-- start DATASET EXCERPTS --
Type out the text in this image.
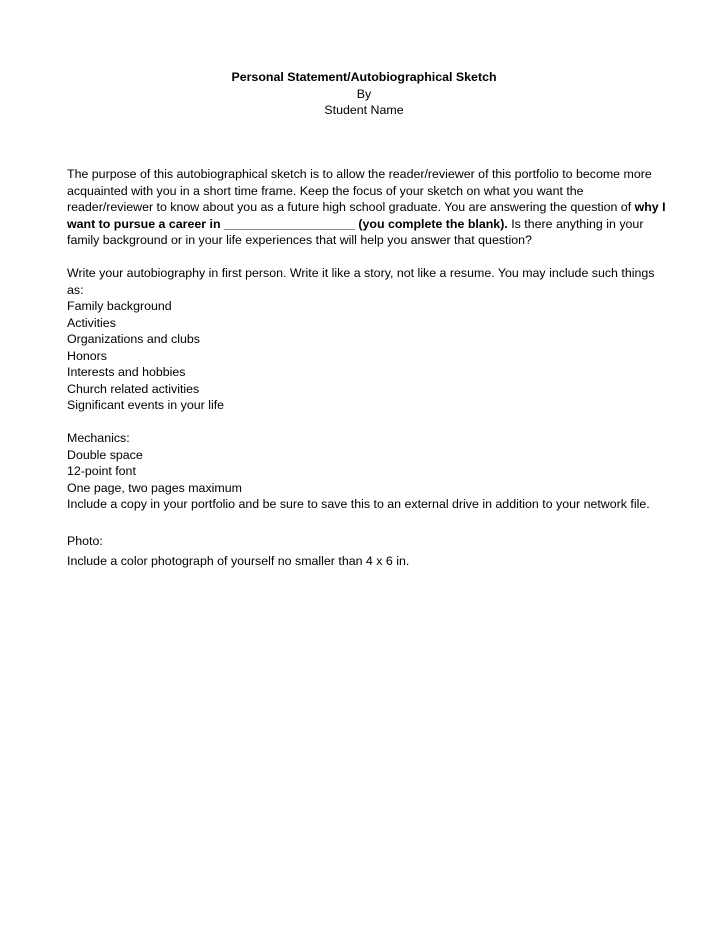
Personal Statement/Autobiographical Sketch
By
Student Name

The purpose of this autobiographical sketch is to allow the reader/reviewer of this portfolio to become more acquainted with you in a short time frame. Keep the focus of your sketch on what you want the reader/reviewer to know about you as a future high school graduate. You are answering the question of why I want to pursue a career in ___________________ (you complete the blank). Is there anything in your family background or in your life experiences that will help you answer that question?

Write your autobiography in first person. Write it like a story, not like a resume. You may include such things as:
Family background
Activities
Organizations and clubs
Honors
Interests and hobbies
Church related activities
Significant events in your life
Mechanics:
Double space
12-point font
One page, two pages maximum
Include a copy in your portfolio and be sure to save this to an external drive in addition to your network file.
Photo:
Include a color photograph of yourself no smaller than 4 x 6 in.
-- end DATASET EXCERPTS --
### WHAT THE TASK REQUIRES
Each record above should be copied character for character, with pictures dropped.

### EXERCISE RESULT
Type out the text in this image.
Personal Statement/Autobiographical Sketch
By
Student Name

The purpose of this autobiographical sketch is to allow the reader/reviewer of this portfolio to become more acquainted with you in a short time frame. Keep the focus of your sketch on what you want the reader/reviewer to know about you as a future high school graduate. You are answering the question of why I want to pursue a career in ___________________ (you complete the blank). Is there anything in your family background or in your life experiences that will help you answer that question?

Write your autobiography in first person. Write it like a story, not like a resume. You may include such things as:
Family background
Activities
Organizations and clubs
Honors
Interests and hobbies
Church related activities
Significant events in your life
Mechanics:
Double space
12-point font
One page, two pages maximum
Include a copy in your portfolio and be sure to save this to an external drive in addition to your network file.
Photo:
Include a color photograph of yourself no smaller than 4 x 6 in.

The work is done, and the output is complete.